== AIM ==
Exactly and only the lines from the one with "Output a JSON" through the end of the listing are to be transcribed, both ends included.

== PROVIDED ENTRIES ==

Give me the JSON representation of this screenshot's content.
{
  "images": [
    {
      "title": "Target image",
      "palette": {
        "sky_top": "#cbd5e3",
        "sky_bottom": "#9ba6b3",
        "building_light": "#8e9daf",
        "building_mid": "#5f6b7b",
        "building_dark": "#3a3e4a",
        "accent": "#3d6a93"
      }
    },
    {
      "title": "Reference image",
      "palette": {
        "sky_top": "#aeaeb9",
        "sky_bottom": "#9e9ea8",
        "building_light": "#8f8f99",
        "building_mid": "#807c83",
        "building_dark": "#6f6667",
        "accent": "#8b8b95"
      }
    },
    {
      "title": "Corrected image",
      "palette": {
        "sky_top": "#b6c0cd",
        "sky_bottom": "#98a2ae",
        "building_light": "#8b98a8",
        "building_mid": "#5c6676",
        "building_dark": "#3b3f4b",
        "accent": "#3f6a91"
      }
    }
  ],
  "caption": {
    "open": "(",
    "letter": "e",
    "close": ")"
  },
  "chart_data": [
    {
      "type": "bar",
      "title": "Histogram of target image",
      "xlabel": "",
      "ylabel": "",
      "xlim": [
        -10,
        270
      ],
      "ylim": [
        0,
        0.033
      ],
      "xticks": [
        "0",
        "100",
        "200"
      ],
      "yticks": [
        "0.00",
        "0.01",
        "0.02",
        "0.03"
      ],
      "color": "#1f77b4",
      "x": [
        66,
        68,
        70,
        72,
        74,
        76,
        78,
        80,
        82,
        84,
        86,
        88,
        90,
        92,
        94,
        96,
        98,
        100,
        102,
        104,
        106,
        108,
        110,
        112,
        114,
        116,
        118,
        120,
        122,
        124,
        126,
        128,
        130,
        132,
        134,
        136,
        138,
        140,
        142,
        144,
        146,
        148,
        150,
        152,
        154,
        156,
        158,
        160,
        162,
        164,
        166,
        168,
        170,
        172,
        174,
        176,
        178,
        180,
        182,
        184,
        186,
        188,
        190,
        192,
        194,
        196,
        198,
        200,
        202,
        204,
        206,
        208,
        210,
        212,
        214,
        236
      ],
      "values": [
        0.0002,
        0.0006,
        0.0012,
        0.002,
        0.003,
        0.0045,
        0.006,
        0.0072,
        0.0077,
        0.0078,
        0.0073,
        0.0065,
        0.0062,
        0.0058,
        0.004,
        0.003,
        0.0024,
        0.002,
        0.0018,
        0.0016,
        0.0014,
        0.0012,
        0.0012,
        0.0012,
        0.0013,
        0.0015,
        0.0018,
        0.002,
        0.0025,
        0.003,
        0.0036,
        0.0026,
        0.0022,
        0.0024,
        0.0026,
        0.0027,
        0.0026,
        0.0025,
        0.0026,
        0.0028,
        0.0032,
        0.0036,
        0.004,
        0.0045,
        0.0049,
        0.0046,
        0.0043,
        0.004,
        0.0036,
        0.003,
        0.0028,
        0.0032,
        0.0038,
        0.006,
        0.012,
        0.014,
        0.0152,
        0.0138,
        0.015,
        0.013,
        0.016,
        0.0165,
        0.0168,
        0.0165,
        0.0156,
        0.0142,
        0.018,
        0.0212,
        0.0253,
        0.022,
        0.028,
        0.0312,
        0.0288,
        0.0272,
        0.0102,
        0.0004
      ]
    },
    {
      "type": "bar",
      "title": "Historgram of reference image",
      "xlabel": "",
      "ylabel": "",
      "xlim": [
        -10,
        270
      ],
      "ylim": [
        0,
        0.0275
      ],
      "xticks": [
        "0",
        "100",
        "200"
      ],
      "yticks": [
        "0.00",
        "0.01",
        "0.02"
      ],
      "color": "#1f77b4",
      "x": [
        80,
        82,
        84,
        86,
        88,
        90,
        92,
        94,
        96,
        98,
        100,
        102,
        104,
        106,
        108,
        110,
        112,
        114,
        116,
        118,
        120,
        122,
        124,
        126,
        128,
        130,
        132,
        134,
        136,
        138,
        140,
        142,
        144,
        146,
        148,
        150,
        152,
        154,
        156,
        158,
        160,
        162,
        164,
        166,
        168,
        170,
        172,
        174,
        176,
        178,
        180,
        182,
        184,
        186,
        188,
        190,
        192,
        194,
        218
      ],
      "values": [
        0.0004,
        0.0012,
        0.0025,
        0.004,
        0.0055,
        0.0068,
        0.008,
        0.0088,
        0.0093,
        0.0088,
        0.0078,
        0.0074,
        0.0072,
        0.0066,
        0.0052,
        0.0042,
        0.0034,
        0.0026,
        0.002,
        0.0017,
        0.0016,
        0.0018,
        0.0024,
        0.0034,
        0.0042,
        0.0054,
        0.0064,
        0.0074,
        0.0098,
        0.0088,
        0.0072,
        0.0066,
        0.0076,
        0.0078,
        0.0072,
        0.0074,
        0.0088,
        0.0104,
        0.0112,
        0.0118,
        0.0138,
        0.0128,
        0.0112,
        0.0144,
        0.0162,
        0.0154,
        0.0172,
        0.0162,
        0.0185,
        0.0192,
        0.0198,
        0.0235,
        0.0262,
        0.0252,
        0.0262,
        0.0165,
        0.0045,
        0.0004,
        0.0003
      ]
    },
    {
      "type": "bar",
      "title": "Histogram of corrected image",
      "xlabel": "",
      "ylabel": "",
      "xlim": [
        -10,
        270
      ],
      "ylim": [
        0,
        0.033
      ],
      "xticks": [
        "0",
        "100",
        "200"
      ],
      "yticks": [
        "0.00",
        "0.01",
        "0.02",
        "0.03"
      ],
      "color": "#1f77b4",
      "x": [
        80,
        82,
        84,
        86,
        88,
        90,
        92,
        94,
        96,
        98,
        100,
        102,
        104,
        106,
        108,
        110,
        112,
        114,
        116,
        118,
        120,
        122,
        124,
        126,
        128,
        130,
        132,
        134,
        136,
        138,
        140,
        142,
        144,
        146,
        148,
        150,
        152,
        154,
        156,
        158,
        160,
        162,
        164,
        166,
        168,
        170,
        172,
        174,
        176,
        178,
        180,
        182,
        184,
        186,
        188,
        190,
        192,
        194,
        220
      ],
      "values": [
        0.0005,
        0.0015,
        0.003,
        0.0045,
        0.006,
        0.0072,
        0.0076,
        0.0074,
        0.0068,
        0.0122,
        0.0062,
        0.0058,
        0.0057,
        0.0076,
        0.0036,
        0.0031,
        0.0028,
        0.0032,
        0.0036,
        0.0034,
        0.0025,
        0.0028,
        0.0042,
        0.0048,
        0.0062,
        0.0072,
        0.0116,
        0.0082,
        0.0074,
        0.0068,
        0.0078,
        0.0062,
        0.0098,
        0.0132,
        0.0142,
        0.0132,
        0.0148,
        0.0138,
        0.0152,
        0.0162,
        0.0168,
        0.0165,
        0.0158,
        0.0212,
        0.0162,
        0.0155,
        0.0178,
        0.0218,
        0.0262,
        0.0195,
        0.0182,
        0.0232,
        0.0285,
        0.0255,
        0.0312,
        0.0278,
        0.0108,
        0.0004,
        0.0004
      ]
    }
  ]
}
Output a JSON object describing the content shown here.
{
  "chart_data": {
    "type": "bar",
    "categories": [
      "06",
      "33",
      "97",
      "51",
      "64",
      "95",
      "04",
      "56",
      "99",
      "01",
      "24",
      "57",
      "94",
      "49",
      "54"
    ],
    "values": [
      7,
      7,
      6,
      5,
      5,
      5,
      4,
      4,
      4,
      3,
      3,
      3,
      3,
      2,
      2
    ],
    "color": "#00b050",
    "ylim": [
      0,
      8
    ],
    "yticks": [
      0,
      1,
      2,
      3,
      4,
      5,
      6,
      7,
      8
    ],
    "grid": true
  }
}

== THE REPLY ==
Output a JSON object describing the content shown here.
{
  "chart_data": {
    "type": "bar",
    "categories": [
      "06",
      "33",
      "97",
      "51",
      "64",
      "95",
      "04",
      "56",
      "99",
      "01",
      "24",
      "57",
      "94",
      "49",
      "54"
    ],
    "values": [
      7,
      7,
      6,
      5,
      5,
      5,
      4,
      4,
      4,
      3,
      3,
      3,
      3,
      2,
      2
    ],
    "color": "#00b050",
    "ylim": [
      0,
      8
    ],
    "yticks": [
      0,
      1,
      2,
      3,
      4,
      5,
      6,
      7,
      8
    ],
    "grid": true
  }
}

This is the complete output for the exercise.